* _TASK REQUIREMENTS_:
State how many lines of the data contain the word "valovite", and write nothing besides the number.

· · ·

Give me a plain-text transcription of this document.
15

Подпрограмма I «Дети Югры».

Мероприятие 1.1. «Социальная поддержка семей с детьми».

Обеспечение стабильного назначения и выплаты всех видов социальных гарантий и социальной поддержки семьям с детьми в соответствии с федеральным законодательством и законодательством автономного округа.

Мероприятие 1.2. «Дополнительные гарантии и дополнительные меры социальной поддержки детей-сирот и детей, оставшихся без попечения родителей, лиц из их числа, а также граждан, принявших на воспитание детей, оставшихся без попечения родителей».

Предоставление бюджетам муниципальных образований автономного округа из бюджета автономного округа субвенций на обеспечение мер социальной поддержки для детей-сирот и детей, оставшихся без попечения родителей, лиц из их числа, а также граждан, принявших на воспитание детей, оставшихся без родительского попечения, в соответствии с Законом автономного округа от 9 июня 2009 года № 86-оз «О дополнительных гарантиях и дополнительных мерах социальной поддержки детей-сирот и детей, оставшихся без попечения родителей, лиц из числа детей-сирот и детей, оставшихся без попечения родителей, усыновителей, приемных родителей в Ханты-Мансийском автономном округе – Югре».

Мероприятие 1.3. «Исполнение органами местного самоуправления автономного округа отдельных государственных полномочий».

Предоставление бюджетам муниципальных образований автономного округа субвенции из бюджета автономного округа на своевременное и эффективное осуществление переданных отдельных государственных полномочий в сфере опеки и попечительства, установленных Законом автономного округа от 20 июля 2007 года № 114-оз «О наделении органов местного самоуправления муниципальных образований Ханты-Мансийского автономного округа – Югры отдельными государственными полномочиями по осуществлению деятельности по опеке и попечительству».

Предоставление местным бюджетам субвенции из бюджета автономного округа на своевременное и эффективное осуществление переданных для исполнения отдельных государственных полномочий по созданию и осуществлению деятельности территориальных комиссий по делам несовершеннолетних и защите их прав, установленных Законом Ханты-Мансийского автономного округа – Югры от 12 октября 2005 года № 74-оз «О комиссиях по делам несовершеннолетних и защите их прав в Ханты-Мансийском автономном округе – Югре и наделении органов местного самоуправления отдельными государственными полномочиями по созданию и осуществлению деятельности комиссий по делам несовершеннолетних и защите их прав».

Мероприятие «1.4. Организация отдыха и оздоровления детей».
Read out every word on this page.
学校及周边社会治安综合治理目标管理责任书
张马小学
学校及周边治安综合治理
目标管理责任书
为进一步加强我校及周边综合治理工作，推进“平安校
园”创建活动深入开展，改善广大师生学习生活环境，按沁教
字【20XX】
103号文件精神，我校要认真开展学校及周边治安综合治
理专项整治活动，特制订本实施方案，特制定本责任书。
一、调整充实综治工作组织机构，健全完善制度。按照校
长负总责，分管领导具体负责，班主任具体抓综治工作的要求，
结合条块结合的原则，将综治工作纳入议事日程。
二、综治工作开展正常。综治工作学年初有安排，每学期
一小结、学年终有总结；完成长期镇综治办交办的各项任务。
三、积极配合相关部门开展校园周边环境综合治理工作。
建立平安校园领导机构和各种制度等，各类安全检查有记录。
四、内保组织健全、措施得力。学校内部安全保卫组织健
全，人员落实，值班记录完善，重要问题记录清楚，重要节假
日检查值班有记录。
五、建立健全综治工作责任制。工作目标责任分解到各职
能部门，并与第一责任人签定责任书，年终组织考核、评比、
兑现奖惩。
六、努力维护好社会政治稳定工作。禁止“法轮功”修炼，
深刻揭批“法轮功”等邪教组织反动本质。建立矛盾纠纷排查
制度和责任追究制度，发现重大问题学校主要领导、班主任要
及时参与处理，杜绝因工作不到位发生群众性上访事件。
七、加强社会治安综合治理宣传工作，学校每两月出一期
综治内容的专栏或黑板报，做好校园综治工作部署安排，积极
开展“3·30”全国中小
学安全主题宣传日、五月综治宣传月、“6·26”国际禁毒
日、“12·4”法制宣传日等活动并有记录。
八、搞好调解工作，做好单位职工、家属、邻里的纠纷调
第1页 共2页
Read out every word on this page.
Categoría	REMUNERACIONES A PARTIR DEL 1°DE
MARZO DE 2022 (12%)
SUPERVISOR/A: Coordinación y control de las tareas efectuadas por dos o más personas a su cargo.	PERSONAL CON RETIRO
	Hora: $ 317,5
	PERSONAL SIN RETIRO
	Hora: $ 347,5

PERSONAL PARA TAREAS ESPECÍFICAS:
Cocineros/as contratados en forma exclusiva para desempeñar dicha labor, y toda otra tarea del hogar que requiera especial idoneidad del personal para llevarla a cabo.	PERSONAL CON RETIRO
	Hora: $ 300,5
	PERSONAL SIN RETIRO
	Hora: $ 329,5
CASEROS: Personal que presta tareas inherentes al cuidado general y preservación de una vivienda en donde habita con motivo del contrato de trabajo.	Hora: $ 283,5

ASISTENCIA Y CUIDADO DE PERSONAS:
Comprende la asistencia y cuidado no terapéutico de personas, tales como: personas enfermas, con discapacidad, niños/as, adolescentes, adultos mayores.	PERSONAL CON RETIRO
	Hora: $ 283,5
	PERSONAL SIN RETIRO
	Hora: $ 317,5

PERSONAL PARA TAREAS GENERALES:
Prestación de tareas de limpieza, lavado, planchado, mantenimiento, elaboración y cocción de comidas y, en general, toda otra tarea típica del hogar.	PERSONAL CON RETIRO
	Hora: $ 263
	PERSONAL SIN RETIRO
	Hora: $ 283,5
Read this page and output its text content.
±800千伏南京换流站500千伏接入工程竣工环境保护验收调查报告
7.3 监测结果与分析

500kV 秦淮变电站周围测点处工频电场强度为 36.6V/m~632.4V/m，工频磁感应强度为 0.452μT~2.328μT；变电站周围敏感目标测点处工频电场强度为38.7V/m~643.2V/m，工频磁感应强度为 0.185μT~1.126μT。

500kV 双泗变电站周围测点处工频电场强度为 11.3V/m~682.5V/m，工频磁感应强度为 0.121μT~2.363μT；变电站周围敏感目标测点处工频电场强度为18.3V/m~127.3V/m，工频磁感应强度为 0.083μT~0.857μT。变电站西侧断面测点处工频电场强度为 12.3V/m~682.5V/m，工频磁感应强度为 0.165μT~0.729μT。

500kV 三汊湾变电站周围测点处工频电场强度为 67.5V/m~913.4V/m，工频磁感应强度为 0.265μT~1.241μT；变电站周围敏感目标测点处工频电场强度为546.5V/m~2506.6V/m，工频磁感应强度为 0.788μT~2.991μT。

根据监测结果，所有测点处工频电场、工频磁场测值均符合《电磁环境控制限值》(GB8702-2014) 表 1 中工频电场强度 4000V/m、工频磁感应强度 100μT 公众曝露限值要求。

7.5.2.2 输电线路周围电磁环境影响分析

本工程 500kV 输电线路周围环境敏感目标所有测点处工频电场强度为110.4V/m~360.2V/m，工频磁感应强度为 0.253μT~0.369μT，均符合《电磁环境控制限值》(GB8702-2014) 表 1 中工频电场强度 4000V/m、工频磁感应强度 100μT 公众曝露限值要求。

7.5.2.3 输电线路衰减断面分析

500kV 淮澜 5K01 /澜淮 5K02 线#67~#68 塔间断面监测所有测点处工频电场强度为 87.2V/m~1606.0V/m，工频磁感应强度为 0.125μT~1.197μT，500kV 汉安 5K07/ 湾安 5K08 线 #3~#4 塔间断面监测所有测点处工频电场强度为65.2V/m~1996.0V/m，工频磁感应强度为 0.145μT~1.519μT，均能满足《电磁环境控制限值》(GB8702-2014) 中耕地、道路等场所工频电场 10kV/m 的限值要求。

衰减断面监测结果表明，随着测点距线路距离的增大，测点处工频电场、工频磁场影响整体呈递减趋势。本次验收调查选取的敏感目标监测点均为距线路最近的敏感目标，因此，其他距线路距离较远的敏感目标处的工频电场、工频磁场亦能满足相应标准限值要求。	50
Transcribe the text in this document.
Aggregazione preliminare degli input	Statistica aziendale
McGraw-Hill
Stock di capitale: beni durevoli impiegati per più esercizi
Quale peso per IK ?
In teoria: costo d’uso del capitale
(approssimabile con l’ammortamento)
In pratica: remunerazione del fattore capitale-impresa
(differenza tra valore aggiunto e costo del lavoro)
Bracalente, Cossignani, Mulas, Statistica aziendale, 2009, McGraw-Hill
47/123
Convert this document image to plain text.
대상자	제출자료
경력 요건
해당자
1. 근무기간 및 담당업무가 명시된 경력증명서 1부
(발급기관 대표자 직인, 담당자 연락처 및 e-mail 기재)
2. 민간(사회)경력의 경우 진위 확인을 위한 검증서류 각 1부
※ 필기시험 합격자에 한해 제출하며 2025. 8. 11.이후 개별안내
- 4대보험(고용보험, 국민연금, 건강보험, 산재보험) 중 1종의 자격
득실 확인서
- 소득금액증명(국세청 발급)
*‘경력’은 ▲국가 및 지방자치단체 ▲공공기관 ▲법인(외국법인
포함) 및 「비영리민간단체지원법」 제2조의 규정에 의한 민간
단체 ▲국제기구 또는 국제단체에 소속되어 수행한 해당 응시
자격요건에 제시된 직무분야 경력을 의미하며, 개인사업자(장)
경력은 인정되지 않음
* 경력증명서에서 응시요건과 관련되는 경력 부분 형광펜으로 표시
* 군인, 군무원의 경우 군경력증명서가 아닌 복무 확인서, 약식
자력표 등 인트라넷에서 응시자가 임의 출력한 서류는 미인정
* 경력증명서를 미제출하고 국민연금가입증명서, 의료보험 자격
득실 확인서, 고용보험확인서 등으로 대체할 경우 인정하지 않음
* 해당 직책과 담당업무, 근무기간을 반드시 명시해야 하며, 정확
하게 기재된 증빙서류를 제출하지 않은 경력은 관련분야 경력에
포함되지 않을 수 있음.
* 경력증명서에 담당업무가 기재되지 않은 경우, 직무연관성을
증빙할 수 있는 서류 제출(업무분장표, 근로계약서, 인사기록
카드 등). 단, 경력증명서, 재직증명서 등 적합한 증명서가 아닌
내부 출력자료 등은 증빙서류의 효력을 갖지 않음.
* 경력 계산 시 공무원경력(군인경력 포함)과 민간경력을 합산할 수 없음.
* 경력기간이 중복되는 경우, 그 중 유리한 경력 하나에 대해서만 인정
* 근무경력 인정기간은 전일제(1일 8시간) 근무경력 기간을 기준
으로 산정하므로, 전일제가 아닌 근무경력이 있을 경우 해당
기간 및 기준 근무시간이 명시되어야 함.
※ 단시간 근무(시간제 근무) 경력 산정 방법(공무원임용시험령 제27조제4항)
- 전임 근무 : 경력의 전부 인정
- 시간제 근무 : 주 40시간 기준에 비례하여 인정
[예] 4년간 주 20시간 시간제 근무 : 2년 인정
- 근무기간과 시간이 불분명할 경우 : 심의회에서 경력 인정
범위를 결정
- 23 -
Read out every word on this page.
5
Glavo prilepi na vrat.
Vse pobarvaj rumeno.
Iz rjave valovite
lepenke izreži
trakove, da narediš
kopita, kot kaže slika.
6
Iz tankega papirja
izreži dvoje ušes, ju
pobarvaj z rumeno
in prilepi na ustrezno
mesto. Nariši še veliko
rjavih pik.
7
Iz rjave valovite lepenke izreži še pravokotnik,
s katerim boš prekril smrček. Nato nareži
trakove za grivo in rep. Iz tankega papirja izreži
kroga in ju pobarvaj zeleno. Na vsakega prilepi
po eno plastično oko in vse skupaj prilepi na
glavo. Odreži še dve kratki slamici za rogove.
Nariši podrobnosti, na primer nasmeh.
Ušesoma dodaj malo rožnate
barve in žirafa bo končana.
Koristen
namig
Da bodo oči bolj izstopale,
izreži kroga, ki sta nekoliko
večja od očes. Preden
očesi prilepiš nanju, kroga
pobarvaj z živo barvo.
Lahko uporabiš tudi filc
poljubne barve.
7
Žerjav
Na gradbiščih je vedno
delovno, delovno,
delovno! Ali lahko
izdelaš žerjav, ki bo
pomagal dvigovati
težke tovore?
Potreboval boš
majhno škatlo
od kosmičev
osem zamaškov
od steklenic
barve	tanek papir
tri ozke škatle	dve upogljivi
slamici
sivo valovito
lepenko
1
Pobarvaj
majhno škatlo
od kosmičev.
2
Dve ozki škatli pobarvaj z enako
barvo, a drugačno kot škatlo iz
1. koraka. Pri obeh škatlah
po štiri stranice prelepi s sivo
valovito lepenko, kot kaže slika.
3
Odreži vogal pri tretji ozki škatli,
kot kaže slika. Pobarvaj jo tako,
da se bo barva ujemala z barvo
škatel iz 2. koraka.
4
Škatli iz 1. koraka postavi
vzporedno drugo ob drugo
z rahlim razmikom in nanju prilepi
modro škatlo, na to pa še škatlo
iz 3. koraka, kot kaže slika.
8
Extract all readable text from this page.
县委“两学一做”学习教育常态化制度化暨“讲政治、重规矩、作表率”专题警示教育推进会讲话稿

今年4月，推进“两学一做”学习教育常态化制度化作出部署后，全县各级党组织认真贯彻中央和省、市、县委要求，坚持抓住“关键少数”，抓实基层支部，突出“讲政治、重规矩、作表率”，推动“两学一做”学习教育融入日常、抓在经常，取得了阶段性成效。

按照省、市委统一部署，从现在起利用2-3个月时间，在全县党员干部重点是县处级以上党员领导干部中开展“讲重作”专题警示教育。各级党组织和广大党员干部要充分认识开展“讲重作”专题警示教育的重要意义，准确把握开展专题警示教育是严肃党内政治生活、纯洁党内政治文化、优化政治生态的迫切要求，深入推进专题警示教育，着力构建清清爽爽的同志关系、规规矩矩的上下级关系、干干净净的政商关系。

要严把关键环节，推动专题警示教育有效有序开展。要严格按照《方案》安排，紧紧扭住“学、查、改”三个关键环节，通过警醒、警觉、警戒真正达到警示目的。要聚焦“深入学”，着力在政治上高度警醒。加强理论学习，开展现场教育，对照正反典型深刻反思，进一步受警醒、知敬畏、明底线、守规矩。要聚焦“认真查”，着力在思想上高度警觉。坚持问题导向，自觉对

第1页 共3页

· · ·

* _TASK OUTPUT_:
2